>> BEGIN The records

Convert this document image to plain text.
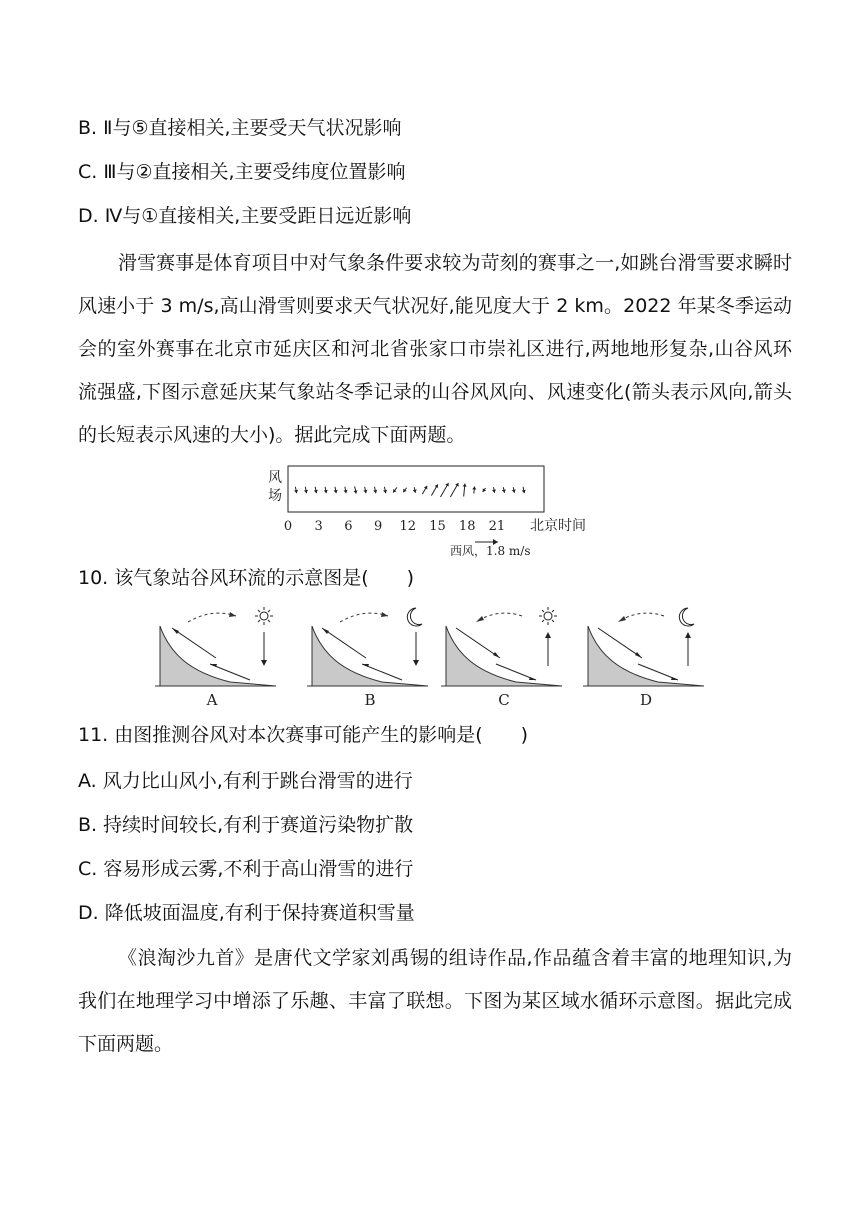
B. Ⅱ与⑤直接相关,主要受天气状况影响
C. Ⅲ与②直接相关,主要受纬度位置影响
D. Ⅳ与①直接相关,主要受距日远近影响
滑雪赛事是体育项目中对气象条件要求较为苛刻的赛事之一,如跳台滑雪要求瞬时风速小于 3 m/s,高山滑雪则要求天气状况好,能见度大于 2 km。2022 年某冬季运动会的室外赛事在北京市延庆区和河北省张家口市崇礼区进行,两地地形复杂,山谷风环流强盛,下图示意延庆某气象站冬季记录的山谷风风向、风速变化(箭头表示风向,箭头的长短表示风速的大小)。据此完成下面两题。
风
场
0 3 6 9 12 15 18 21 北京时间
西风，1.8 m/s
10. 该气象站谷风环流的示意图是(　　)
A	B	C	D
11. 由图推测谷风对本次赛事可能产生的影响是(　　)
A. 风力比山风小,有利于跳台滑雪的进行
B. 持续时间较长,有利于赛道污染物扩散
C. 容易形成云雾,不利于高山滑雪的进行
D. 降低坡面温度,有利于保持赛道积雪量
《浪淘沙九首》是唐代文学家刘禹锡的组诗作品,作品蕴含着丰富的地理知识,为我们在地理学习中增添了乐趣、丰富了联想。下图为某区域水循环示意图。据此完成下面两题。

>> END The records

#### Written request
Omit pictures; set down the rest of the material word for word.

#### Result of the exercise
Convert this document image to plain text.
B. Ⅱ与⑤直接相关,主要受天气状况影响
C. Ⅲ与②直接相关,主要受纬度位置影响
D. Ⅳ与①直接相关,主要受距日远近影响
滑雪赛事是体育项目中对气象条件要求较为苛刻的赛事之一,如跳台滑雪要求瞬时风速小于 3 m/s,高山滑雪则要求天气状况好,能见度大于 2 km。2022 年某冬季运动会的室外赛事在北京市延庆区和河北省张家口市崇礼区进行,两地地形复杂,山谷风环流强盛,下图示意延庆某气象站冬季记录的山谷风风向、风速变化(箭头表示风向,箭头的长短表示风速的大小)。据此完成下面两题。
风
场
0 3 6 9 12 15 18 21 北京时间
西风，1.8 m/s
10. 该气象站谷风环流的示意图是(　　)
A	B	C	D
11. 由图推测谷风对本次赛事可能产生的影响是(　　)
A. 风力比山风小,有利于跳台滑雪的进行
B. 持续时间较长,有利于赛道污染物扩散
C. 容易形成云雾,不利于高山滑雪的进行
D. 降低坡面温度,有利于保持赛道积雪量
《浪淘沙九首》是唐代文学家刘禹锡的组诗作品,作品蕴含着丰富的地理知识,为我们在地理学习中增添了乐趣、丰富了联想。下图为某区域水循环示意图。据此完成下面两题。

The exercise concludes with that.